> **What needs to be done**: Write out the material exactly, leaving every picture behind.

> **Records to process**:
▼

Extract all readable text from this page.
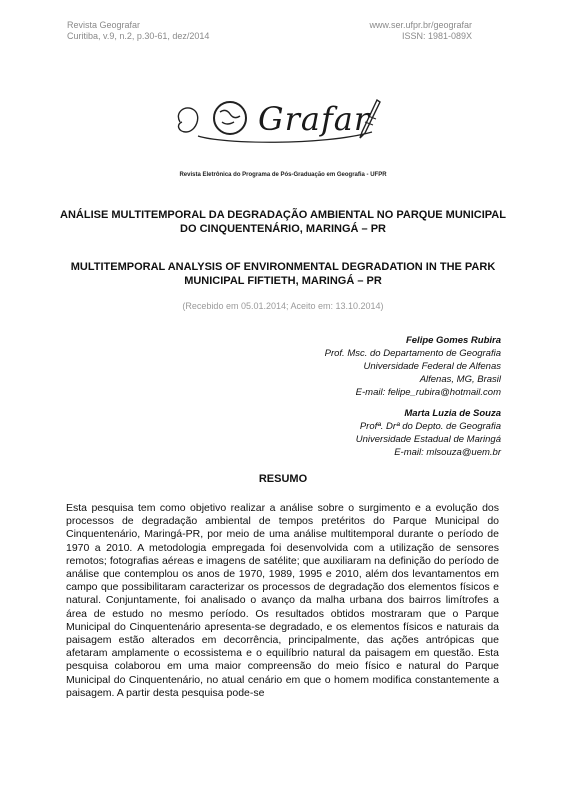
Revista Geografar
Curitiba, v.9, n.2, p.30-61, dez/2014
www.ser.ufpr.br/geografar
ISSN: 1981-089X
Grafar
Revista Eletrônica do Programa de Pós-Graduação em Geografia - UFPR
ANÁLISE MULTITEMPORAL DA DEGRADAÇÃO AMBIENTAL NO PARQUE MUNICIPAL DO CINQUENTENÁRIO, MARINGÁ – PR
MULTITEMPORAL ANALYSIS OF ENVIRONMENTAL DEGRADATION IN THE PARK MUNICIPAL FIFTIETH, MARINGÁ – PR
(Recebido em 05.01.2014; Aceito em: 13.10.2014)
Felipe Gomes Rubira
Prof. Msc. do Departamento de Geografia
Universidade Federal de Alfenas
Alfenas, MG, Brasil
E-mail: felipe_rubira@hotmail.com
Marta Luzia de Souza
Profª. Drª do Depto. de Geografia
Universidade Estadual de Maringá
E-mail: mlsouza@uem.br
RESUMO

Esta pesquisa tem como objetivo realizar a análise sobre o surgimento e a evolução dos processos de degradação ambiental de tempos pretéritos do Parque Municipal do Cinquentenário, Maringá-PR, por meio de uma análise multitemporal durante o período de 1970 a 2010. A metodologia empregada foi desenvolvida com a utilização de sensores remotos; fotografias aéreas e imagens de satélite; que auxiliaram na definição do período de análise que contemplou os anos de 1970, 1989, 1995 e 2010, além dos levantamentos em campo que possibilitaram caracterizar os processos de degradação dos elementos físicos e natural. Conjuntamente, foi analisado o avanço da malha urbana dos bairros limítrofes a área de estudo no mesmo período. Os resultados obtidos mostraram que o Parque Municipal do Cinquentenário apresenta-se degradado, e os elementos físicos e naturais da paisagem estão alterados em decorrência, principalmente, das ações antrópicas que afetaram amplamente o ecossistema e o equilíbrio natural da paisagem em questão. Esta pesquisa colaborou em uma maior compreensão do meio físico e natural do Parque Municipal do Cinquentenário, no atual cenário em que o homem modifica constantemente a paisagem. A partir desta pesquisa pode-se
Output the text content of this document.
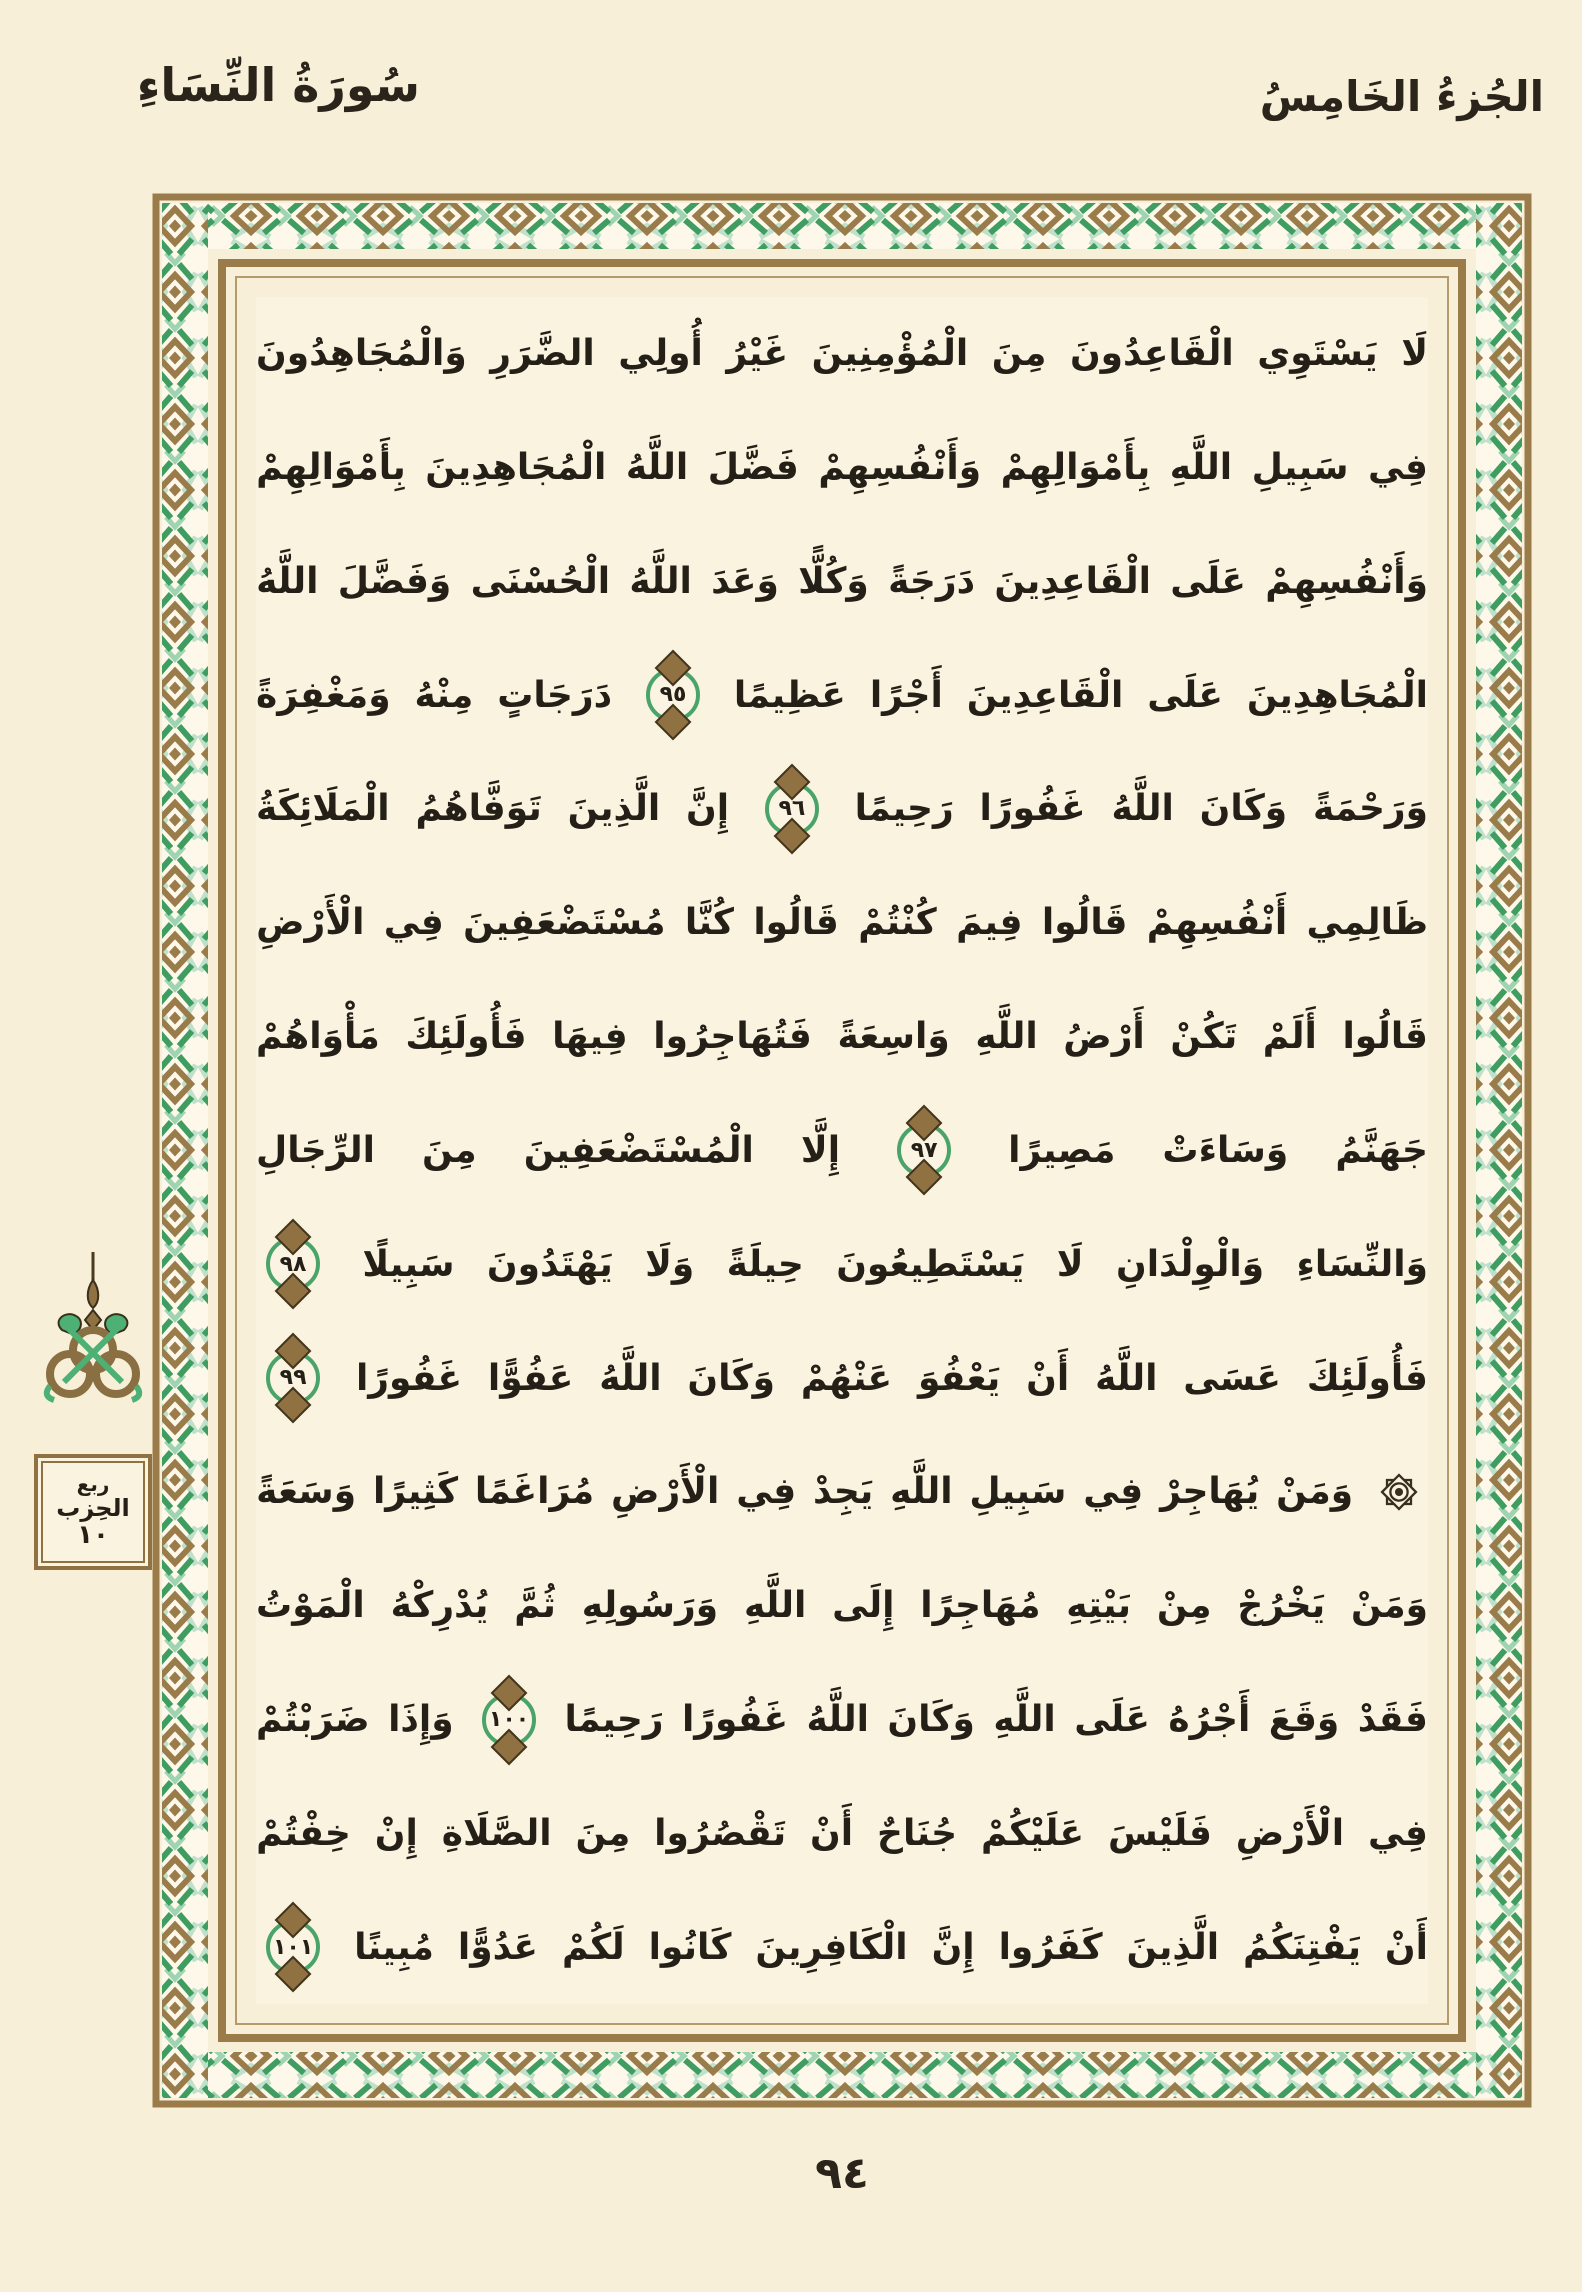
سُورَةُ النِّسَاءِ	الجُزءُ الخَامِسُ
لَا
يَسْتَوِي
الْقَاعِدُونَ
مِنَ
الْمُؤْمِنِينَ
غَيْرُ
أُولِي
الضَّرَرِ
وَالْمُجَاهِدُونَ
فِي
سَبِيلِ
اللَّهِ
بِأَمْوَالِهِمْ
وَأَنْفُسِهِمْ
فَضَّلَ
اللَّهُ
الْمُجَاهِدِينَ
بِأَمْوَالِهِمْ
وَأَنْفُسِهِمْ
عَلَى
الْقَاعِدِينَ
دَرَجَةً
وَكُلًّا
وَعَدَ
اللَّهُ
الْحُسْنَى
وَفَضَّلَ
اللَّهُ
الْمُجَاهِدِينَ
عَلَى
الْقَاعِدِينَ
أَجْرًا
عَظِيمًا
٩٥
دَرَجَاتٍ
مِنْهُ
وَمَغْفِرَةً
وَرَحْمَةً
وَكَانَ
اللَّهُ
غَفُورًا
رَحِيمًا
٩٦
إِنَّ
الَّذِينَ
تَوَفَّاهُمُ
الْمَلَائِكَةُ
ظَالِمِي
أَنْفُسِهِمْ
قَالُوا
فِيمَ
كُنْتُمْ
قَالُوا
كُنَّا
مُسْتَضْعَفِينَ
فِي
الْأَرْضِ
قَالُوا
أَلَمْ
تَكُنْ
أَرْضُ
اللَّهِ
وَاسِعَةً
فَتُهَاجِرُوا
فِيهَا
فَأُولَئِكَ
مَأْوَاهُمْ
جَهَنَّمُ
وَسَاءَتْ
مَصِيرًا
٩٧
إِلَّا
الْمُسْتَضْعَفِينَ
مِنَ
الرِّجَالِ
وَالنِّسَاءِ
وَالْوِلْدَانِ
لَا
يَسْتَطِيعُونَ
حِيلَةً
وَلَا
يَهْتَدُونَ
سَبِيلًا
٩٨
فَأُولَئِكَ
عَسَى
اللَّهُ
أَنْ
يَعْفُوَ
عَنْهُمْ
وَكَانَ
اللَّهُ
عَفُوًّا
غَفُورًا
٩٩
وَمَنْ
يُهَاجِرْ
فِي
سَبِيلِ
اللَّهِ
يَجِدْ
فِي
الْأَرْضِ
مُرَاغَمًا
كَثِيرًا
وَسَعَةً
وَمَنْ
يَخْرُجْ
مِنْ
بَيْتِهِ
مُهَاجِرًا
إِلَى
اللَّهِ
وَرَسُولِهِ
ثُمَّ
يُدْرِكْهُ
الْمَوْتُ
فَقَدْ
وَقَعَ
أَجْرُهُ
عَلَى
اللَّهِ
وَكَانَ
اللَّهُ
غَفُورًا
رَحِيمًا
١٠٠
وَإِذَا
ضَرَبْتُمْ
فِي
الْأَرْضِ
فَلَيْسَ
عَلَيْكُمْ
جُنَاحٌ
أَنْ
تَقْصُرُوا
مِنَ
الصَّلَاةِ
إِنْ
خِفْتُمْ
أَنْ
يَفْتِنَكُمُ
الَّذِينَ
كَفَرُوا
إِنَّ
الْكَافِرِينَ
كَانُوا
لَكُمْ
عَدُوًّا
مُبِينًا
١٠١
ربع
الحِزب
١٠
٩٤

▲

> **Solved exercise**:
Extract all readable text from this page.
Revista Geografar
Curitiba, v.9, n.2, p.30-61, dez/2014
www.ser.ufpr.br/geografar
ISSN: 1981-089X
Grafar
Revista Eletrônica do Programa de Pós-Graduação em Geografia - UFPR
ANÁLISE MULTITEMPORAL DA DEGRADAÇÃO AMBIENTAL NO PARQUE MUNICIPAL DO CINQUENTENÁRIO, MARINGÁ – PR
MULTITEMPORAL ANALYSIS OF ENVIRONMENTAL DEGRADATION IN THE PARK MUNICIPAL FIFTIETH, MARINGÁ – PR
(Recebido em 05.01.2014; Aceito em: 13.10.2014)
Felipe Gomes Rubira
Prof. Msc. do Departamento de Geografia
Universidade Federal de Alfenas
Alfenas, MG, Brasil
E-mail: felipe_rubira@hotmail.com
Marta Luzia de Souza
Profª. Drª do Depto. de Geografia
Universidade Estadual de Maringá
E-mail: mlsouza@uem.br
RESUMO

Esta pesquisa tem como objetivo realizar a análise sobre o surgimento e a evolução dos processos de degradação ambiental de tempos pretéritos do Parque Municipal do Cinquentenário, Maringá-PR, por meio de uma análise multitemporal durante o período de 1970 a 2010. A metodologia empregada foi desenvolvida com a utilização de sensores remotos; fotografias aéreas e imagens de satélite; que auxiliaram na definição do período de análise que contemplou os anos de 1970, 1989, 1995 e 2010, além dos levantamentos em campo que possibilitaram caracterizar os processos de degradação dos elementos físicos e natural. Conjuntamente, foi analisado o avanço da malha urbana dos bairros limítrofes a área de estudo no mesmo período. Os resultados obtidos mostraram que o Parque Municipal do Cinquentenário apresenta-se degradado, e os elementos físicos e naturais da paisagem estão alterados em decorrência, principalmente, das ações antrópicas que afetaram amplamente o ecossistema e o equilíbrio natural da paisagem em questão. Esta pesquisa colaborou em uma maior compreensão do meio físico e natural do Parque Municipal do Cinquentenário, no atual cenário em que o homem modifica constantemente a paisagem. A partir desta pesquisa pode-se
Output the text content of this document.
سُورَةُ النِّسَاءِ	الجُزءُ الخَامِسُ
لَا
يَسْتَوِي
الْقَاعِدُونَ
مِنَ
الْمُؤْمِنِينَ
غَيْرُ
أُولِي
الضَّرَرِ
وَالْمُجَاهِدُونَ
فِي
سَبِيلِ
اللَّهِ
بِأَمْوَالِهِمْ
وَأَنْفُسِهِمْ
فَضَّلَ
اللَّهُ
الْمُجَاهِدِينَ
بِأَمْوَالِهِمْ
وَأَنْفُسِهِمْ
عَلَى
الْقَاعِدِينَ
دَرَجَةً
وَكُلًّا
وَعَدَ
اللَّهُ
الْحُسْنَى
وَفَضَّلَ
اللَّهُ
الْمُجَاهِدِينَ
عَلَى
الْقَاعِدِينَ
أَجْرًا
عَظِيمًا
٩٥
دَرَجَاتٍ
مِنْهُ
وَمَغْفِرَةً
وَرَحْمَةً
وَكَانَ
اللَّهُ
غَفُورًا
رَحِيمًا
٩٦
إِنَّ
الَّذِينَ
تَوَفَّاهُمُ
الْمَلَائِكَةُ
ظَالِمِي
أَنْفُسِهِمْ
قَالُوا
فِيمَ
كُنْتُمْ
قَالُوا
كُنَّا
مُسْتَضْعَفِينَ
فِي
الْأَرْضِ
قَالُوا
أَلَمْ
تَكُنْ
أَرْضُ
اللَّهِ
وَاسِعَةً
فَتُهَاجِرُوا
فِيهَا
فَأُولَئِكَ
مَأْوَاهُمْ
جَهَنَّمُ
وَسَاءَتْ
مَصِيرًا
٩٧
إِلَّا
الْمُسْتَضْعَفِينَ
مِنَ
الرِّجَالِ
وَالنِّسَاءِ
وَالْوِلْدَانِ
لَا
يَسْتَطِيعُونَ
حِيلَةً
وَلَا
يَهْتَدُونَ
سَبِيلًا
٩٨
فَأُولَئِكَ
عَسَى
اللَّهُ
أَنْ
يَعْفُوَ
عَنْهُمْ
وَكَانَ
اللَّهُ
عَفُوًّا
غَفُورًا
٩٩
وَمَنْ
يُهَاجِرْ
فِي
سَبِيلِ
اللَّهِ
يَجِدْ
فِي
الْأَرْضِ
مُرَاغَمًا
كَثِيرًا
وَسَعَةً
وَمَنْ
يَخْرُجْ
مِنْ
بَيْتِهِ
مُهَاجِرًا
إِلَى
اللَّهِ
وَرَسُولِهِ
ثُمَّ
يُدْرِكْهُ
الْمَوْتُ
فَقَدْ
وَقَعَ
أَجْرُهُ
عَلَى
اللَّهِ
وَكَانَ
اللَّهُ
غَفُورًا
رَحِيمًا
١٠٠
وَإِذَا
ضَرَبْتُمْ
فِي
الْأَرْضِ
فَلَيْسَ
عَلَيْكُمْ
جُنَاحٌ
أَنْ
تَقْصُرُوا
مِنَ
الصَّلَاةِ
إِنْ
خِفْتُمْ
أَنْ
يَفْتِنَكُمُ
الَّذِينَ
كَفَرُوا
إِنَّ
الْكَافِرِينَ
كَانُوا
لَكُمْ
عَدُوًّا
مُبِينًا
١٠١
ربع
الحِزب
١٠
٩٤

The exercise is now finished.